Reproduce the records below with "x-tick-label" replaced by "country-label" wherever it occurs, leaving every other character unchanged.

---------- DATA EXTRACT ----------

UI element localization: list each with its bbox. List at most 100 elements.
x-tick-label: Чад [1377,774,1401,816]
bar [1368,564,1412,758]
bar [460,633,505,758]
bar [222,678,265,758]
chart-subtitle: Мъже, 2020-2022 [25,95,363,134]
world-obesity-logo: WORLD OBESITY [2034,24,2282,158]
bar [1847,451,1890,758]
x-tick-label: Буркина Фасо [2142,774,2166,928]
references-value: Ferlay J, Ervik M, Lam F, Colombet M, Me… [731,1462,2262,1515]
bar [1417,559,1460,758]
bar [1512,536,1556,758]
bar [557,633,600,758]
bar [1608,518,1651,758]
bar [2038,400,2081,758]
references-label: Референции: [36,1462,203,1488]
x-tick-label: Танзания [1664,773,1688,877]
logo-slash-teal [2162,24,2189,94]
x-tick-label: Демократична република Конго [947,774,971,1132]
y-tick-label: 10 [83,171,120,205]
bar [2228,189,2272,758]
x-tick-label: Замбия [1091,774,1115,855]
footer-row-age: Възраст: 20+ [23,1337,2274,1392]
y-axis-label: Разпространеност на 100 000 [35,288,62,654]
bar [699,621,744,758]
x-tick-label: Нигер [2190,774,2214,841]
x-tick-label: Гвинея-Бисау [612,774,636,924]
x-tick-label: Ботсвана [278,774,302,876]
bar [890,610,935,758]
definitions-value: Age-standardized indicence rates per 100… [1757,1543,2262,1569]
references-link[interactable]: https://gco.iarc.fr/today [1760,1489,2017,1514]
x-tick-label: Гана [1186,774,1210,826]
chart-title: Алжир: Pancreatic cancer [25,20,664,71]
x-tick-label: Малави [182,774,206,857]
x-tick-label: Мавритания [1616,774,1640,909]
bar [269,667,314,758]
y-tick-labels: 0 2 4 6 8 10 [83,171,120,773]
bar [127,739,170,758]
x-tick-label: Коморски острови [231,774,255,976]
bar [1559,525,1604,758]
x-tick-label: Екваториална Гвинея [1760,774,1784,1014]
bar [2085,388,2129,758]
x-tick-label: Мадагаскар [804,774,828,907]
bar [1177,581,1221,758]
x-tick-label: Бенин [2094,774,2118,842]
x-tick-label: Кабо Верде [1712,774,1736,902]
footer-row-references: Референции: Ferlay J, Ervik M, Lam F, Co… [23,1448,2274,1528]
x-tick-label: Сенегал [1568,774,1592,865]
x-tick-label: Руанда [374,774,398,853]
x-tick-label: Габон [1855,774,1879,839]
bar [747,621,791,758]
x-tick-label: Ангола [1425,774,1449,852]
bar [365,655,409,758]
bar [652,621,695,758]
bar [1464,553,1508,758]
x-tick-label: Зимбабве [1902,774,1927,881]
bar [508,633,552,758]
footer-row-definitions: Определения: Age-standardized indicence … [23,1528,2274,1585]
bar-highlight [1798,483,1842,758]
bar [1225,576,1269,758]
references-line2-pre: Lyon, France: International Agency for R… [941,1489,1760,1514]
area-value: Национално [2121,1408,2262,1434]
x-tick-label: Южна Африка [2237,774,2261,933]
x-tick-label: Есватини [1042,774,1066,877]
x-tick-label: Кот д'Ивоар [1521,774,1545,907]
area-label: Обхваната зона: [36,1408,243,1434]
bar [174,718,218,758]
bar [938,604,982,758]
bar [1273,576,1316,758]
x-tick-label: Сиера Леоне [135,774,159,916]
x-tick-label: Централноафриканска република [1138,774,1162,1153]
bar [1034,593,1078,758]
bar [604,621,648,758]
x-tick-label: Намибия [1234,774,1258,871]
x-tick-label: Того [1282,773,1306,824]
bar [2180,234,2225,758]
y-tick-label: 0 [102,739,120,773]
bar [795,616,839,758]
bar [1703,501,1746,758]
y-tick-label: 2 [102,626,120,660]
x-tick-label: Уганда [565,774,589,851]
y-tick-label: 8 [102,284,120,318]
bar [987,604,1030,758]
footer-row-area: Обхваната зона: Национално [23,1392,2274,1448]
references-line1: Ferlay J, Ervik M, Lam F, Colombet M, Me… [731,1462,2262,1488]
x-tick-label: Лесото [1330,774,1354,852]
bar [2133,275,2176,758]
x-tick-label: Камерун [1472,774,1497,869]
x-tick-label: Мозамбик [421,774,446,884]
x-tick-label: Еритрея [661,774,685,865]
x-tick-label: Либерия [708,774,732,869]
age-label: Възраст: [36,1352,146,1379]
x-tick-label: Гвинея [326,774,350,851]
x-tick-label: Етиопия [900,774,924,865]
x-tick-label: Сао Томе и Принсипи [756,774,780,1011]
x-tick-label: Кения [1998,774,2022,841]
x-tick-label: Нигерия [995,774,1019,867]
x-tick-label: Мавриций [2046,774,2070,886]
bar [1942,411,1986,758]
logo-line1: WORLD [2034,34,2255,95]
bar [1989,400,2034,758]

----------

TASK OUTPUT:
UI element localization: list each with its bbox. List at most 100 elements.
country-label: Чад [1377,774,1401,816]
bar [1368,564,1412,758]
bar [460,633,505,758]
bar [222,678,265,758]
chart-subtitle: Мъже, 2020-2022 [25,95,363,134]
world-obesity-logo: WORLD OBESITY [2034,24,2282,158]
bar [1847,451,1890,758]
country-label: Буркина Фасо [2142,774,2166,928]
references-value: Ferlay J, Ervik M, Lam F, Colombet M, Me… [731,1462,2262,1515]
bar [1417,559,1460,758]
bar [1512,536,1556,758]
bar [557,633,600,758]
bar [1608,518,1651,758]
bar [2038,400,2081,758]
references-label: Референции: [36,1462,203,1488]
country-label: Танзания [1664,773,1688,877]
logo-slash-teal [2162,24,2189,94]
country-label: Демократична република Конго [947,774,971,1132]
y-tick-label: 10 [83,171,120,205]
bar [2228,189,2272,758]
country-label: Замбия [1091,774,1115,855]
footer-row-age: Възраст: 20+ [23,1337,2274,1392]
y-axis-label: Разпространеност на 100 000 [35,288,62,654]
bar [699,621,744,758]
country-label: Нигер [2190,774,2214,841]
country-label: Гвинея-Бисау [612,774,636,924]
country-label: Ботсвана [278,774,302,876]
bar [890,610,935,758]
definitions-value: Age-standardized indicence rates per 100… [1757,1543,2262,1569]
references-link[interactable]: https://gco.iarc.fr/today [1760,1489,2017,1514]
country-label: Гана [1186,774,1210,826]
chart-title: Алжир: Pancreatic cancer [25,20,664,71]
country-label: Малави [182,774,206,857]
country-label: Мавритания [1616,774,1640,909]
bar [269,667,314,758]
y-tick-labels: 0 2 4 6 8 10 [83,171,120,773]
bar [127,739,170,758]
country-label: Коморски острови [231,774,255,976]
bar [1559,525,1604,758]
country-label: Екваториална Гвинея [1760,774,1784,1014]
bar [2085,388,2129,758]
country-label: Мадагаскар [804,774,828,907]
bar [1177,581,1221,758]
country-label: Бенин [2094,774,2118,842]
country-label: Кабо Верде [1712,774,1736,902]
footer-row-references: Референции: Ferlay J, Ervik M, Lam F, Co… [23,1448,2274,1528]
country-label: Сенегал [1568,774,1592,865]
country-label: Руанда [374,774,398,853]
country-label: Габон [1855,774,1879,839]
bar [747,621,791,758]
country-label: Ангола [1425,774,1449,852]
bar [365,655,409,758]
bar [652,621,695,758]
bar [1464,553,1508,758]
country-label: Зимбабве [1902,774,1927,881]
bar [508,633,552,758]
footer-row-definitions: Определения: Age-standardized indicence … [23,1528,2274,1585]
bar-highlight [1798,483,1842,758]
bar [1225,576,1269,758]
references-line2-pre: Lyon, France: International Agency for R… [941,1489,1760,1514]
area-value: Национално [2121,1408,2262,1434]
country-label: Южна Африка [2237,774,2261,933]
country-label: Есватини [1042,774,1066,877]
country-label: Кот д'Ивоар [1521,774,1545,907]
area-label: Обхваната зона: [36,1408,243,1434]
bar [174,718,218,758]
bar [938,604,982,758]
bar [1273,576,1316,758]
country-label: Сиера Леоне [135,774,159,916]
country-label: Централноафриканска република [1138,774,1162,1153]
bar [1034,593,1078,758]
bar [604,621,648,758]
country-label: Намибия [1234,774,1258,871]
country-label: Того [1282,773,1306,824]
bar [2180,234,2225,758]
y-tick-label: 0 [102,739,120,773]
bar [795,616,839,758]
bar [1703,501,1746,758]
y-tick-label: 2 [102,626,120,660]
country-label: Уганда [565,774,589,851]
y-tick-label: 8 [102,284,120,318]
bar [987,604,1030,758]
footer-row-area: Обхваната зона: Национално [23,1392,2274,1448]
references-line1: Ferlay J, Ervik M, Lam F, Colombet M, Me… [731,1462,2262,1488]
country-label: Лесото [1330,774,1354,852]
bar [2133,275,2176,758]
country-label: Камерун [1472,774,1497,869]
country-label: Мозамбик [421,774,446,884]
country-label: Еритрея [661,774,685,865]
country-label: Либерия [708,774,732,869]
age-label: Възраст: [36,1352,146,1379]
country-label: Гвинея [326,774,350,851]
country-label: Етиопия [900,774,924,865]
country-label: Сао Томе и Принсипи [756,774,780,1011]
country-label: Кения [1998,774,2022,841]
country-label: Нигерия [995,774,1019,867]
country-label: Мавриций [2046,774,2070,886]
bar [1942,411,1986,758]
logo-line1: WORLD [2034,34,2255,95]
bar [1989,400,2034,758]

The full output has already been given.